→ ITEMS:
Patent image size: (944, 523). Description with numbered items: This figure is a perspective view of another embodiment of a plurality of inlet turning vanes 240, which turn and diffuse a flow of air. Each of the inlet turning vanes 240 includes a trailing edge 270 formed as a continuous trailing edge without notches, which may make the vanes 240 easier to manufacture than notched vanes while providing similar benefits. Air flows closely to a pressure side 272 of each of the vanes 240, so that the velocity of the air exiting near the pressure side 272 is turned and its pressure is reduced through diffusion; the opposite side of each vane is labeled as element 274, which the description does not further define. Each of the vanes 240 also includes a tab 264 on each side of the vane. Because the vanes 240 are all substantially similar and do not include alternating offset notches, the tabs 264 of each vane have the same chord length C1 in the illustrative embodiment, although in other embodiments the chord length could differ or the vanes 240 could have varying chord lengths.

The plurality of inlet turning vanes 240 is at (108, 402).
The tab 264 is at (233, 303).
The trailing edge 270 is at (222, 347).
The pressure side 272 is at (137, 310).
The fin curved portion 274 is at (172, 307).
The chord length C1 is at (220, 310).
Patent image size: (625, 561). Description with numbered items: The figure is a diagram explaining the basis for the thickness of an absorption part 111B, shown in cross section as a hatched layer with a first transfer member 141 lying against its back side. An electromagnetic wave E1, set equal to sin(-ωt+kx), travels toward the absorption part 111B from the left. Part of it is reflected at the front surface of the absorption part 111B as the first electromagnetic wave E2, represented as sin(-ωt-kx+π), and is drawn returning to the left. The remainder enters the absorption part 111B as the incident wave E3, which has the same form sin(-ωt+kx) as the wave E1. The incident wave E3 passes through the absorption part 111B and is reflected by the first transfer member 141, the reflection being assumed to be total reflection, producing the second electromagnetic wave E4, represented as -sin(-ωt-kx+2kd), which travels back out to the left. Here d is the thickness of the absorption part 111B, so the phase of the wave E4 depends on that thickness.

→ WHAT IS REQUIRED: Reproduce every one of the entries above word for word, keeping each line in its original order.

→ SOLUTION TO THIS EXERCISE:
Patent image size: (944, 523). Description with numbered items: This figure is a perspective view of another embodiment of a plurality of inlet turning vanes 240, which turn and diffuse a flow of air. Each of the inlet turning vanes 240 includes a trailing edge 270 formed as a continuous trailing edge without notches, which may make the vanes 240 easier to manufacture than notched vanes while providing similar benefits. Air flows closely to a pressure side 272 of each of the vanes 240, so that the velocity of the air exiting near the pressure side 272 is turned and its pressure is reduced through diffusion; the opposite side of each vane is labeled as element 274, which the description does not further define. Each of the vanes 240 also includes a tab 264 on each side of the vane. Because the vanes 240 are all substantially similar and do not include alternating offset notches, the tabs 264 of each vane have the same chord length C1 in the illustrative embodiment, although in other embodiments the chord length could differ or the vanes 240 could have varying chord lengths.

The plurality of inlet turning vanes 240 is at (108, 402).
The tab 264 is at (233, 303).
The trailing edge 270 is at (222, 347).
The pressure side 272 is at (137, 310).
The fin curved portion 274 is at (172, 307).
The chord length C1 is at (220, 310).
Patent image size: (625, 561). Description with numbered items: The figure is a diagram explaining the basis for the thickness of an absorption part 111B, shown in cross section as a hatched layer with a first transfer member 141 lying against its back side. An electromagnetic wave E1, set equal to sin(-ωt+kx), travels toward the absorption part 111B from the left. Part of it is reflected at the front surface of the absorption part 111B as the first electromagnetic wave E2, represented as sin(-ωt-kx+π), and is drawn returning to the left. The remainder enters the absorption part 111B as the incident wave E3, which has the same form sin(-ωt+kx) as the wave E1. The incident wave E3 passes through the absorption part 111B and is reflected by the first transfer member 141, the reflection being assumed to be total reflection, producing the second electromagnetic wave E4, represented as -sin(-ωt-kx+2kd), which travels back out to the left. Here d is the thickness of the absorption part 111B, so the phase of the wave E4 depends on that thickness.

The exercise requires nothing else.